WORK INSTRUCTIONS:
Exactly repeat the material, dropping every picture from the copy.

MATERIAL PROVIDED:
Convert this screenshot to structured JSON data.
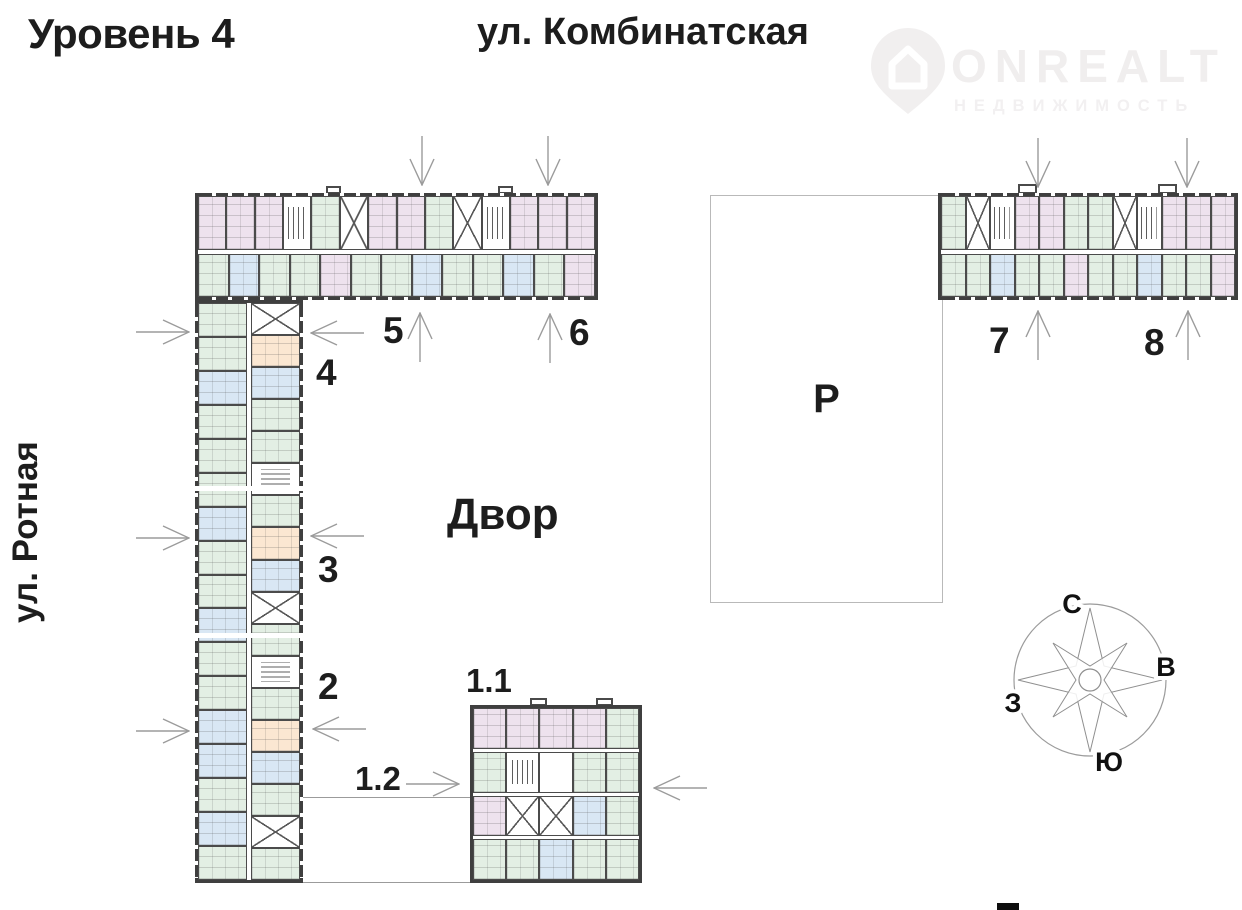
{
  "header": {
    "level_title": "Уровень 4"
  },
  "streets": {
    "top": "ул. Комбинатская",
    "left": "ул. Ротная"
  },
  "labels": {
    "courtyard": "Двор",
    "parking": "Р"
  },
  "sections": {
    "s1_1": "1.1",
    "s1_2": "1.2",
    "s2": "2",
    "s3": "3",
    "s4": "4",
    "s5": "5",
    "s6": "6",
    "s7": "7",
    "s8": "8"
  },
  "compass": {
    "n": "С",
    "e": "В",
    "s": "Ю",
    "w": "З"
  },
  "watermark": {
    "brand": "ONREALT",
    "tagline": "НЕДВИЖИМОСТЬ"
  },
  "palette": {
    "pink": "#eee2ee",
    "green": "#e3efe4",
    "blue": "#d9e7f4",
    "peach": "#fbe7d2",
    "wall": "#3f3f3f",
    "arrow": "#9b9b9b",
    "text": "#1d1d1d",
    "watermark_gray": "#f1efef"
  },
  "buildings": {
    "wing_horizontal": {
      "rows": [
        [
          "pink",
          "pink",
          "pink",
          "stair",
          "green",
          "elev",
          "pink",
          "pink",
          "green",
          "elev",
          "stair",
          "pink",
          "pink",
          "pink"
        ],
        [
          "green",
          "blue",
          "green",
          "green",
          "pink",
          "green",
          "green",
          "blue",
          "green",
          "green",
          "blue",
          "green",
          "pink"
        ]
      ]
    },
    "wing_vertical": {
      "rows": [
        [
          "green",
          "green",
          "blue",
          "green",
          "green",
          "green",
          "blue",
          "green",
          "green",
          "blue",
          "green",
          "green",
          "blue",
          "blue",
          "green",
          "blue",
          "green"
        ],
        [
          "elev",
          "peach",
          "blue",
          "green",
          "green",
          "stair",
          "green",
          "peach",
          "blue",
          "elev",
          "green",
          "stair",
          "green",
          "peach",
          "blue",
          "green",
          "elev",
          "green"
        ]
      ]
    },
    "building_78": {
      "rows": [
        [
          "green",
          "elev",
          "stair",
          "pink",
          "pink",
          "green",
          "green",
          "elev",
          "stair",
          "pink",
          "pink",
          "pink"
        ],
        [
          "green",
          "green",
          "blue",
          "green",
          "green",
          "pink",
          "green",
          "green",
          "blue",
          "green",
          "green",
          "pink"
        ]
      ]
    },
    "building_11": {
      "rows": [
        [
          "pink",
          "pink",
          "pink",
          "pink",
          "green"
        ],
        [
          "green",
          "stair",
          "core",
          "green",
          "green"
        ],
        [
          "pink",
          "elev",
          "elev",
          "blue",
          "green"
        ],
        [
          "green",
          "green",
          "blue",
          "green",
          "green"
        ]
      ]
    }
  }
}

RESPONSE TO THIS EXERCISE:
Convert this screenshot to structured JSON data.
{
  "header": {
    "level_title": "Уровень 4"
  },
  "streets": {
    "top": "ул. Комбинатская",
    "left": "ул. Ротная"
  },
  "labels": {
    "courtyard": "Двор",
    "parking": "Р"
  },
  "sections": {
    "s1_1": "1.1",
    "s1_2": "1.2",
    "s2": "2",
    "s3": "3",
    "s4": "4",
    "s5": "5",
    "s6": "6",
    "s7": "7",
    "s8": "8"
  },
  "compass": {
    "n": "С",
    "e": "В",
    "s": "Ю",
    "w": "З"
  },
  "watermark": {
    "brand": "ONREALT",
    "tagline": "НЕДВИЖИМОСТЬ"
  },
  "palette": {
    "pink": "#eee2ee",
    "green": "#e3efe4",
    "blue": "#d9e7f4",
    "peach": "#fbe7d2",
    "wall": "#3f3f3f",
    "arrow": "#9b9b9b",
    "text": "#1d1d1d",
    "watermark_gray": "#f1efef"
  },
  "buildings": {
    "wing_horizontal": {
      "rows": [
        [
          "pink",
          "pink",
          "pink",
          "stair",
          "green",
          "elev",
          "pink",
          "pink",
          "green",
          "elev",
          "stair",
          "pink",
          "pink",
          "pink"
        ],
        [
          "green",
          "blue",
          "green",
          "green",
          "pink",
          "green",
          "green",
          "blue",
          "green",
          "green",
          "blue",
          "green",
          "pink"
        ]
      ]
    },
    "wing_vertical": {
      "rows": [
        [
          "green",
          "green",
          "blue",
          "green",
          "green",
          "green",
          "blue",
          "green",
          "green",
          "blue",
          "green",
          "green",
          "blue",
          "blue",
          "green",
          "blue",
          "green"
        ],
        [
          "elev",
          "peach",
          "blue",
          "green",
          "green",
          "stair",
          "green",
          "peach",
          "blue",
          "elev",
          "green",
          "stair",
          "green",
          "peach",
          "blue",
          "green",
          "elev",
          "green"
        ]
      ]
    },
    "building_78": {
      "rows": [
        [
          "green",
          "elev",
          "stair",
          "pink",
          "pink",
          "green",
          "green",
          "elev",
          "stair",
          "pink",
          "pink",
          "pink"
        ],
        [
          "green",
          "green",
          "blue",
          "green",
          "green",
          "pink",
          "green",
          "green",
          "blue",
          "green",
          "green",
          "pink"
        ]
      ]
    },
    "building_11": {
      "rows": [
        [
          "pink",
          "pink",
          "pink",
          "pink",
          "green"
        ],
        [
          "green",
          "stair",
          "core",
          "green",
          "green"
        ],
        [
          "pink",
          "elev",
          "elev",
          "blue",
          "green"
        ],
        [
          "green",
          "green",
          "blue",
          "green",
          "green"
        ]
      ]
    }
  }
}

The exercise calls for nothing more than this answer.